TASK DESCRIPTION - Copy out the lines of the records from the line with "- toc-entry: 2.3.4" to the line with "- toc-entry-label: 2.3.4", reproducing them verbatim.

DATA TO PROCESS -
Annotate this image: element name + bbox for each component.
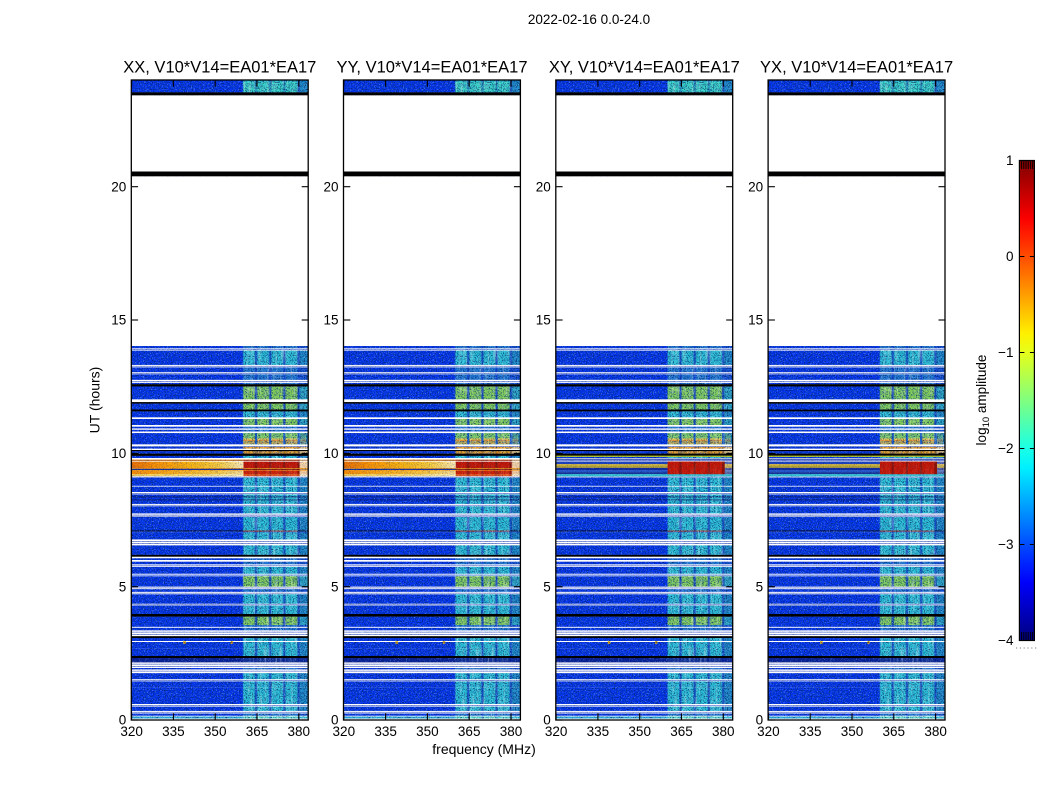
svg-text:320: 320 bbox=[333, 724, 356, 739]
svg-text:0: 0 bbox=[1006, 249, 1014, 264]
svg-text:10: 10 bbox=[536, 446, 551, 461]
svg-text:20: 20 bbox=[111, 179, 126, 194]
svg-text:0: 0 bbox=[756, 713, 764, 728]
svg-text:320: 320 bbox=[757, 724, 780, 739]
svg-text:10: 10 bbox=[323, 446, 338, 461]
svg-text:0: 0 bbox=[119, 713, 127, 728]
svg-text:2022-02-16 0.0-24.0: 2022-02-16 0.0-24.0 bbox=[528, 12, 650, 27]
svg-text:380: 380 bbox=[500, 724, 523, 739]
svg-text:350: 350 bbox=[204, 724, 227, 739]
svg-text:380: 380 bbox=[924, 724, 947, 739]
svg-text:−4: −4 bbox=[998, 633, 1014, 648]
svg-text:5: 5 bbox=[119, 579, 127, 594]
svg-text:15: 15 bbox=[323, 313, 338, 328]
svg-text:5: 5 bbox=[331, 579, 339, 594]
svg-text:350: 350 bbox=[841, 724, 864, 739]
svg-text:XY, V10*V14=EA01*EA17: XY, V10*V14=EA01*EA17 bbox=[549, 59, 740, 77]
svg-text:365: 365 bbox=[670, 724, 693, 739]
svg-text:365: 365 bbox=[246, 724, 269, 739]
svg-text:335: 335 bbox=[162, 724, 185, 739]
svg-text:20: 20 bbox=[748, 179, 763, 194]
svg-text:1: 1 bbox=[1006, 153, 1014, 168]
svg-text:320: 320 bbox=[120, 724, 143, 739]
svg-text:20: 20 bbox=[536, 179, 551, 194]
svg-text:5: 5 bbox=[756, 579, 764, 594]
svg-text:335: 335 bbox=[799, 724, 822, 739]
svg-text:10: 10 bbox=[748, 446, 763, 461]
svg-text:XX, V10*V14=EA01*EA17: XX, V10*V14=EA01*EA17 bbox=[123, 59, 316, 77]
svg-text:UT (hours): UT (hours) bbox=[87, 367, 103, 434]
svg-text:15: 15 bbox=[748, 313, 763, 328]
svg-text:15: 15 bbox=[536, 313, 551, 328]
svg-text:350: 350 bbox=[628, 724, 651, 739]
svg-text:380: 380 bbox=[288, 724, 311, 739]
svg-text:−2: −2 bbox=[998, 441, 1013, 456]
svg-text:0: 0 bbox=[331, 713, 339, 728]
svg-text:YY, V10*V14=EA01*EA17: YY, V10*V14=EA01*EA17 bbox=[337, 59, 528, 77]
svg-text:YX, V10*V14=EA01*EA17: YX, V10*V14=EA01*EA17 bbox=[760, 59, 953, 77]
svg-text:15: 15 bbox=[111, 313, 126, 328]
svg-text:365: 365 bbox=[883, 724, 906, 739]
svg-text:frequency (MHz): frequency (MHz) bbox=[432, 741, 535, 757]
svg-text:350: 350 bbox=[416, 724, 439, 739]
svg-text:320: 320 bbox=[545, 724, 568, 739]
svg-text:−1: −1 bbox=[998, 345, 1013, 360]
svg-text:335: 335 bbox=[374, 724, 397, 739]
svg-text:335: 335 bbox=[587, 724, 610, 739]
svg-text:5: 5 bbox=[543, 579, 551, 594]
svg-text:380: 380 bbox=[712, 724, 735, 739]
svg-text:0: 0 bbox=[543, 713, 551, 728]
svg-text:20: 20 bbox=[323, 179, 338, 194]
svg-text:10: 10 bbox=[111, 446, 126, 461]
svg-text:365: 365 bbox=[458, 724, 481, 739]
svg-text:−3: −3 bbox=[998, 537, 1013, 552]
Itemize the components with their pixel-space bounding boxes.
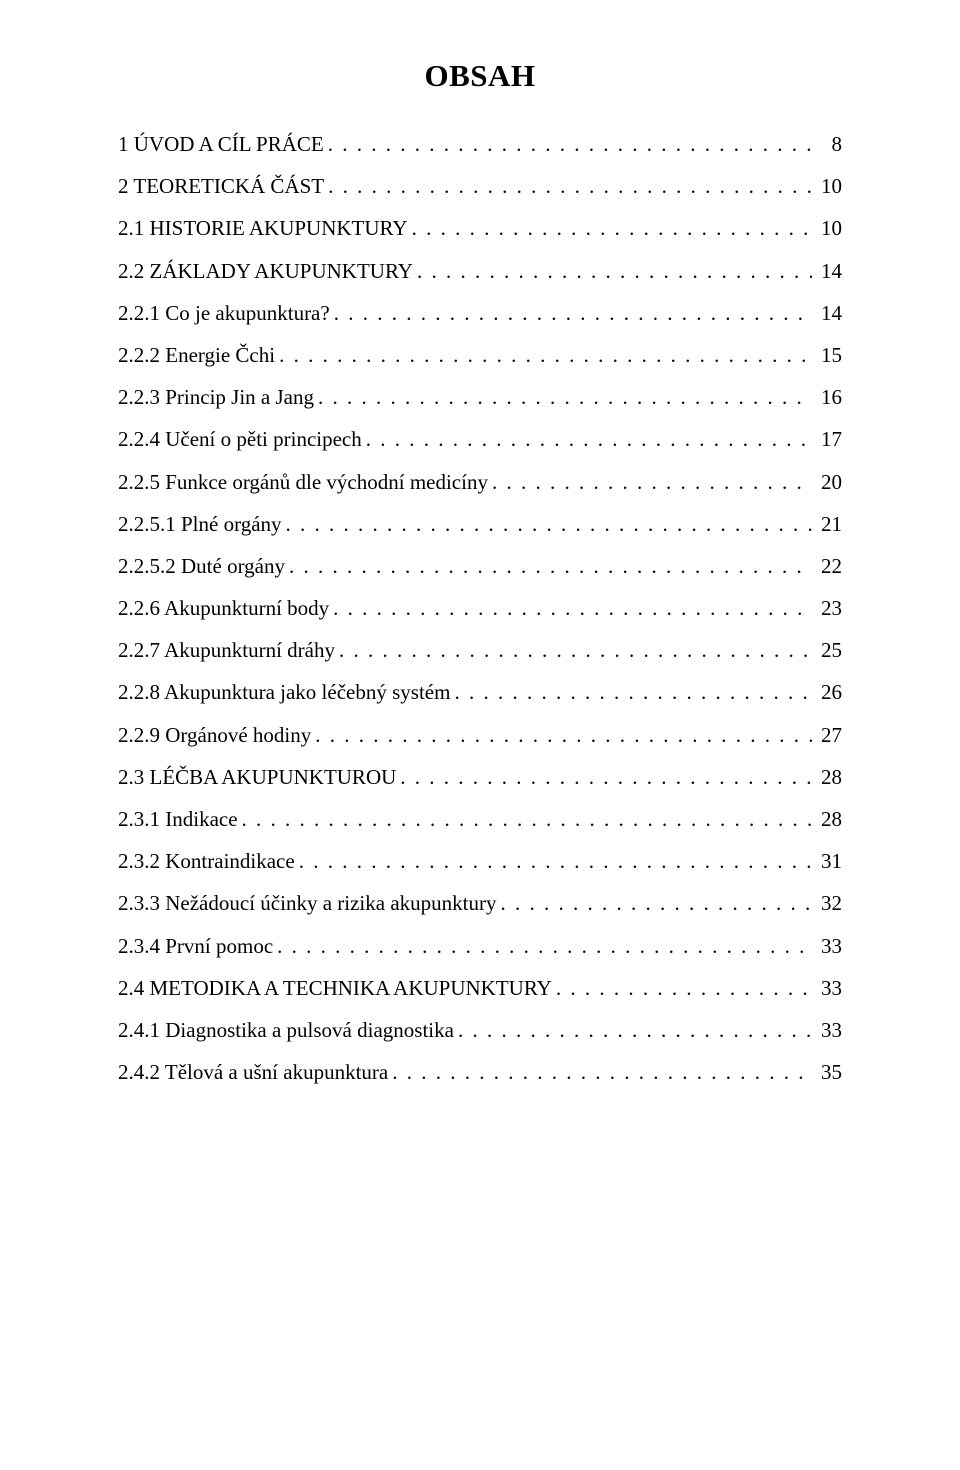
- toc-entry: 2.3.4 První pomoc 33: [118, 934, 842, 959]
- toc-entry: 1 ÚVOD A CÍL PRÁCE 8: [118, 132, 842, 157]
- toc-list: 1 ÚVOD A CÍL PRÁCE82 TEORETICKÁ ČÁST102.…: [118, 132, 842, 1085]
- toc-entry-label: 2.3.4 První pomoc: [118, 934, 273, 959]
- toc-entry: 2.2.4 Učení o pěti principech 17: [118, 427, 842, 452]
- toc-entry-page: 23: [816, 596, 842, 621]
- toc-entry: 2.2.1 Co je akupunktura? 14: [118, 301, 842, 326]
- toc-leader: [328, 174, 812, 199]
- toc-entry-label: 2.4.2 Tělová a ušní akupunktura: [118, 1060, 388, 1085]
- toc-leader: [333, 596, 812, 621]
- toc-entry-page: 33: [816, 934, 842, 959]
- toc-entry: 2.4.2 Tělová a ušní akupunktura 35: [118, 1060, 842, 1085]
- toc-entry: 2.2 ZÁKLADY AKUPUNKTURY 14: [118, 259, 842, 284]
- toc-leader: [454, 680, 812, 705]
- toc-entry-label: 2.2.5.2 Duté orgány: [118, 554, 285, 579]
- toc-entry: 2.2.6 Akupunkturní body 23: [118, 596, 842, 621]
- toc-entry-page: 31: [816, 849, 842, 874]
- toc-leader: [279, 343, 812, 368]
- toc-leader: [556, 976, 812, 1001]
- toc-entry-label: 2.3.2 Kontraindikace: [118, 849, 295, 874]
- toc-entry-label: 2.3.3 Nežádoucí účinky a rizika akupunkt…: [118, 891, 496, 916]
- toc-entry-label: 2.2.1 Co je akupunktura?: [118, 301, 330, 326]
- toc-entry: 2.2.5.1 Plné orgány 21: [118, 512, 842, 537]
- toc-leader: [339, 638, 812, 663]
- toc-entry-page: 10: [816, 174, 842, 199]
- toc-leader: [417, 259, 812, 284]
- toc-entry-page: 21: [816, 512, 842, 537]
- toc-entry: 2.2.7 Akupunkturní dráhy 25: [118, 638, 842, 663]
- toc-entry-label: 2.2 ZÁKLADY AKUPUNKTURY: [118, 259, 413, 284]
- toc-entry: 2.2.5 Funkce orgánů dle východní medicín…: [118, 470, 842, 495]
- toc-leader: [492, 470, 812, 495]
- toc-entry-page: 28: [816, 807, 842, 832]
- toc-entry-page: 10: [816, 216, 842, 241]
- toc-leader: [366, 427, 812, 452]
- toc-entry-label: 2.2.9 Orgánové hodiny: [118, 723, 311, 748]
- toc-entry-label: 2.2.8 Akupunktura jako léčebný systém: [118, 680, 450, 705]
- toc-leader: [500, 891, 812, 916]
- toc-entry-label: 2.3 LÉČBA AKUPUNKTUROU: [118, 765, 396, 790]
- toc-entry-label: 2.4.1 Diagnostika a pulsová diagnostika: [118, 1018, 454, 1043]
- toc-entry: 2.3 LÉČBA AKUPUNKTUROU 28: [118, 765, 842, 790]
- toc-entry-page: 33: [816, 976, 842, 1001]
- toc-entry: 2 TEORETICKÁ ČÁST 10: [118, 174, 842, 199]
- toc-leader: [277, 934, 812, 959]
- toc-entry-page: 28: [816, 765, 842, 790]
- toc-entry-label: 2.2.6 Akupunkturní body: [118, 596, 329, 621]
- toc-entry: 2.1 HISTORIE AKUPUNKTURY 10: [118, 216, 842, 241]
- toc-entry: 2.4 METODIKA A TECHNIKA AKUPUNKTURY 33: [118, 976, 842, 1001]
- toc-leader: [334, 301, 812, 326]
- toc-entry-label: 2.2.5.1 Plné orgány: [118, 512, 282, 537]
- toc-leader: [400, 765, 812, 790]
- toc-entry-page: 20: [816, 470, 842, 495]
- toc-leader: [392, 1060, 812, 1085]
- toc-leader: [458, 1018, 812, 1043]
- toc-entry-page: 16: [816, 385, 842, 410]
- toc-entry: 2.3.3 Nežádoucí účinky a rizika akupunkt…: [118, 891, 842, 916]
- toc-entry-page: 17: [816, 427, 842, 452]
- toc-entry-label: 2.2.2 Energie Čchi: [118, 343, 275, 368]
- toc-entry-label: 2.2.3 Princip Jin a Jang: [118, 385, 314, 410]
- toc-leader: [289, 554, 812, 579]
- toc-entry: 2.3.2 Kontraindikace 31: [118, 849, 842, 874]
- toc-entry-label: 2.4 METODIKA A TECHNIKA AKUPUNKTURY: [118, 976, 552, 1001]
- toc-entry-page: 27: [816, 723, 842, 748]
- toc-entry-label: 2.2.7 Akupunkturní dráhy: [118, 638, 335, 663]
- toc-entry-page: 15: [816, 343, 842, 368]
- toc-entry-page: 26: [816, 680, 842, 705]
- toc-leader: [318, 385, 812, 410]
- toc-entry: 2.2.8 Akupunktura jako léčebný systém 26: [118, 680, 842, 705]
- toc-entry: 2.3.1 Indikace 28: [118, 807, 842, 832]
- toc-entry-label: 2.1 HISTORIE AKUPUNKTURY: [118, 216, 408, 241]
- toc-entry-label: 2.2.5 Funkce orgánů dle východní medicín…: [118, 470, 488, 495]
- toc-entry: 2.2.2 Energie Čchi 15: [118, 343, 842, 368]
- toc-entry-label: 2.3.1 Indikace: [118, 807, 238, 832]
- toc-entry-page: 35: [816, 1060, 842, 1085]
- toc-entry-page: 33: [816, 1018, 842, 1043]
- toc-leader: [315, 723, 812, 748]
- toc-entry-page: 22: [816, 554, 842, 579]
- toc-entry-page: 14: [816, 259, 842, 284]
- toc-entry: 2.4.1 Diagnostika a pulsová diagnostika 3…: [118, 1018, 842, 1043]
- toc-entry-label: 2.2.4 Učení o pěti principech: [118, 427, 362, 452]
- toc-entry-page: 25: [816, 638, 842, 663]
- toc-title: OBSAH: [118, 58, 842, 94]
- toc-leader: [242, 807, 812, 832]
- toc-leader: [412, 216, 812, 241]
- toc-entry-label: 2 TEORETICKÁ ČÁST: [118, 174, 324, 199]
- toc-entry: 2.2.5.2 Duté orgány 22: [118, 554, 842, 579]
- toc-leader: [286, 512, 812, 537]
- toc-leader: [328, 132, 812, 157]
- toc-leader: [299, 849, 812, 874]
- toc-entry-page: 32: [816, 891, 842, 916]
- toc-entry: 2.2.3 Princip Jin a Jang 16: [118, 385, 842, 410]
- toc-entry-label: 1 ÚVOD A CÍL PRÁCE: [118, 132, 324, 157]
- toc-entry-page: 14: [816, 301, 842, 326]
- toc-entry: 2.2.9 Orgánové hodiny 27: [118, 723, 842, 748]
- toc-entry-page: 8: [816, 132, 842, 157]
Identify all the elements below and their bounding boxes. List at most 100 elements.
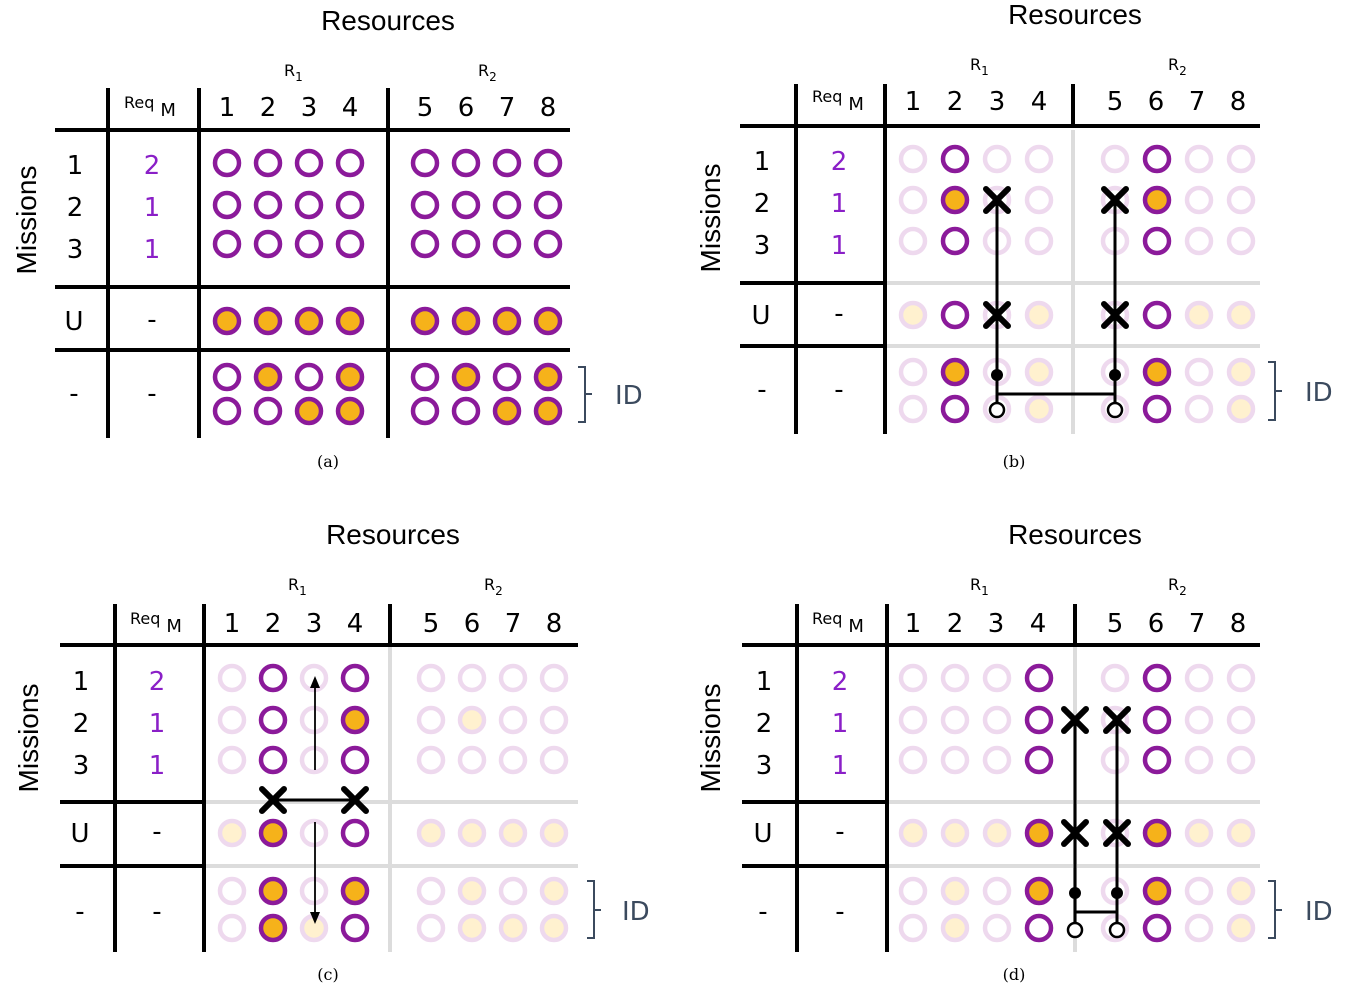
empty-slot: [495, 193, 519, 217]
id-bracket: ID: [1268, 881, 1333, 938]
faded-assigned-slot: [985, 821, 1009, 845]
resource-number: 7: [499, 93, 516, 123]
empty-slot: [1145, 229, 1169, 253]
empty-slot: [495, 232, 519, 256]
empty-slot: [1145, 397, 1169, 421]
mission-number: 1: [73, 667, 90, 697]
assigned-slot: [1145, 188, 1169, 212]
mission-number: 3: [67, 235, 84, 265]
empty-slot: [343, 916, 367, 940]
assigned-slot: [413, 309, 437, 333]
req-value: 1: [832, 709, 849, 739]
empty-slot: [1145, 666, 1169, 690]
faded-slot: [901, 229, 925, 253]
empty-slot: [413, 399, 437, 423]
resource-number: 1: [905, 87, 922, 117]
faded-slot: [220, 748, 244, 772]
faded-slot: [901, 397, 925, 421]
mission-number: 3: [756, 751, 773, 781]
mission-number: 3: [754, 231, 771, 261]
faded-slot: [1229, 147, 1253, 171]
resource-number: 4: [1031, 87, 1048, 117]
resource-number: 4: [342, 93, 359, 123]
faded-assigned-slot: [460, 708, 484, 732]
resource-number: 6: [458, 93, 475, 123]
r1-label: R1: [288, 575, 307, 598]
resource-number: 5: [1107, 609, 1124, 639]
faded-slot: [1027, 147, 1051, 171]
resource-number: 7: [505, 609, 522, 639]
panel-d: Resources Missions R1 R2 Req M 1 2 3 4 5 …: [695, 519, 1333, 984]
assigned-slot: [1027, 879, 1051, 903]
u-row-label: U: [64, 307, 83, 337]
faded-slot: [943, 748, 967, 772]
resource-number: 4: [1030, 609, 1047, 639]
faded-slot: [460, 748, 484, 772]
faded-assigned-slot: [943, 916, 967, 940]
empty-slot: [256, 151, 280, 175]
empty-slot: [413, 151, 437, 175]
dash: -: [75, 897, 84, 927]
assigned-slot: [1145, 360, 1169, 384]
mission-number: 3: [73, 751, 90, 781]
empty-slot: [536, 151, 560, 175]
assigned-slot: [338, 399, 362, 423]
faded-slot: [943, 708, 967, 732]
faded-slot: [302, 821, 326, 845]
empty-slot: [413, 232, 437, 256]
r1-label: R1: [970, 575, 989, 598]
faded-slot: [542, 666, 566, 690]
faded-assigned-slot: [460, 916, 484, 940]
resource-number: 5: [423, 609, 440, 639]
r2-label: R2: [484, 575, 503, 598]
empty-slot: [256, 193, 280, 217]
assigned-slot: [536, 309, 560, 333]
dash: -: [758, 897, 767, 927]
assigned-slot: [536, 399, 560, 423]
faded-slot: [985, 708, 1009, 732]
mission-number: 1: [754, 147, 771, 177]
faded-slot: [1187, 666, 1211, 690]
dash: -: [147, 305, 156, 335]
req-value: 1: [144, 193, 161, 223]
resource-number: 8: [1230, 609, 1247, 639]
assigned-slot: [338, 309, 362, 333]
req-value: 2: [831, 147, 848, 177]
faded-assigned-slot: [943, 821, 967, 845]
assigned-slot: [536, 365, 560, 389]
empty-slot: [256, 399, 280, 423]
assigned-slot: [297, 309, 321, 333]
resource-number: 3: [301, 93, 318, 123]
empty-slot: [343, 666, 367, 690]
faded-slot: [419, 916, 443, 940]
empty-slot: [297, 232, 321, 256]
empty-slot: [1145, 748, 1169, 772]
assigned-slot: [1027, 821, 1051, 845]
empty-slot: [943, 229, 967, 253]
assigned-slot: [343, 879, 367, 903]
swap-connector: [997, 200, 1115, 409]
faded-assigned-slot: [542, 821, 566, 845]
faded-slot: [501, 666, 525, 690]
faded-slot: [419, 879, 443, 903]
resource-number: 8: [546, 609, 563, 639]
faded-slot: [542, 748, 566, 772]
resource-number: 1: [905, 609, 922, 639]
empty-slot: [1027, 916, 1051, 940]
empty-slot: [297, 193, 321, 217]
faded-slot: [1103, 666, 1127, 690]
faded-slot: [901, 147, 925, 171]
resource-number: 6: [1148, 609, 1165, 639]
resource-number: 5: [1107, 87, 1124, 117]
empty-slot: [454, 151, 478, 175]
faded-slot: [419, 666, 443, 690]
faded-slot: [419, 748, 443, 772]
faded-assigned-slot: [1229, 360, 1253, 384]
req-value: 1: [149, 751, 166, 781]
mission-number: 1: [67, 151, 84, 181]
empty-slot: [261, 708, 285, 732]
faded-slot: [1229, 748, 1253, 772]
open-node: [990, 403, 1004, 417]
mission-rows: 1 2 3 2 1 1 U - - -: [70, 667, 165, 927]
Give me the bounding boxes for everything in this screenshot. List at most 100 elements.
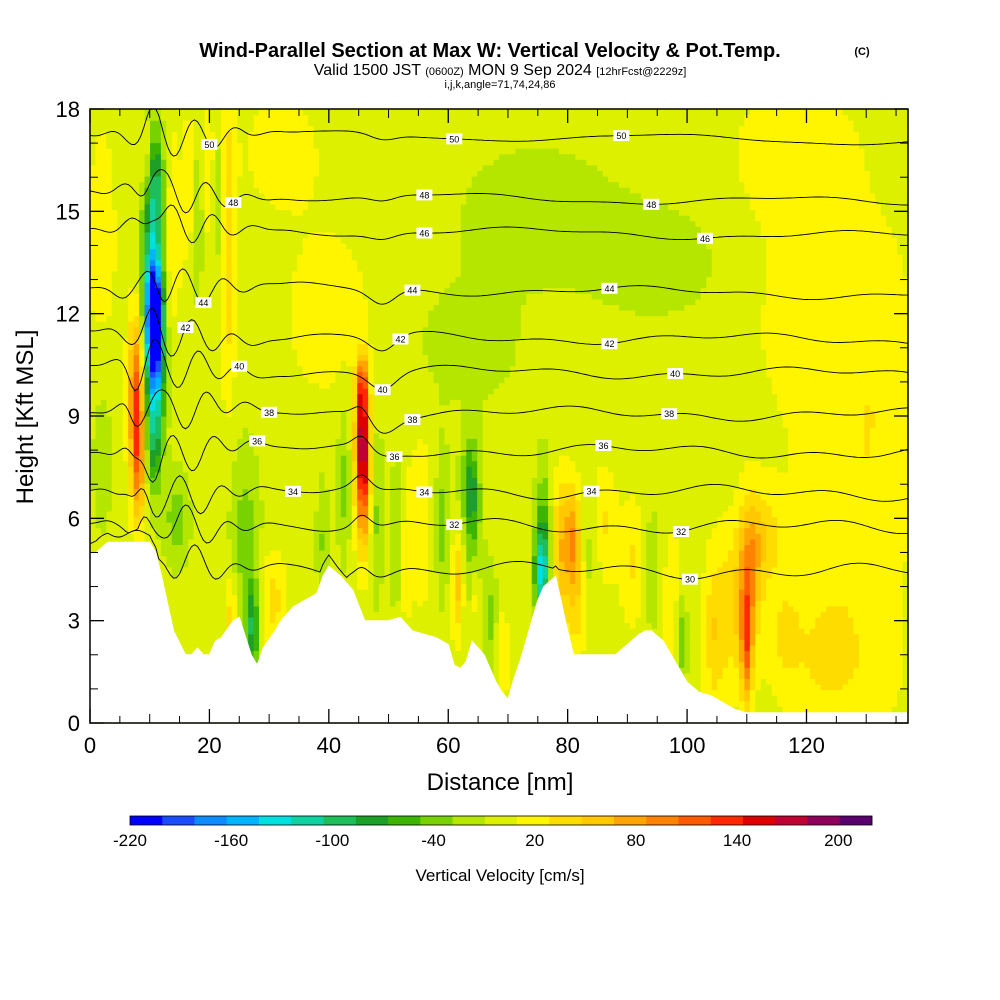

RESPONSE BELOW -
- toc-entry: 2.3.4 První pomoc 33: [118, 934, 842, 959]
- toc-entry: 1 ÚVOD A CÍL PRÁCE 8: [118, 132, 842, 157]
- toc-list: 1 ÚVOD A CÍL PRÁCE82 TEORETICKÁ ČÁST102.…: [118, 132, 842, 1085]
- toc-entry-label: 2.3.4 První pomoc: [118, 934, 273, 959]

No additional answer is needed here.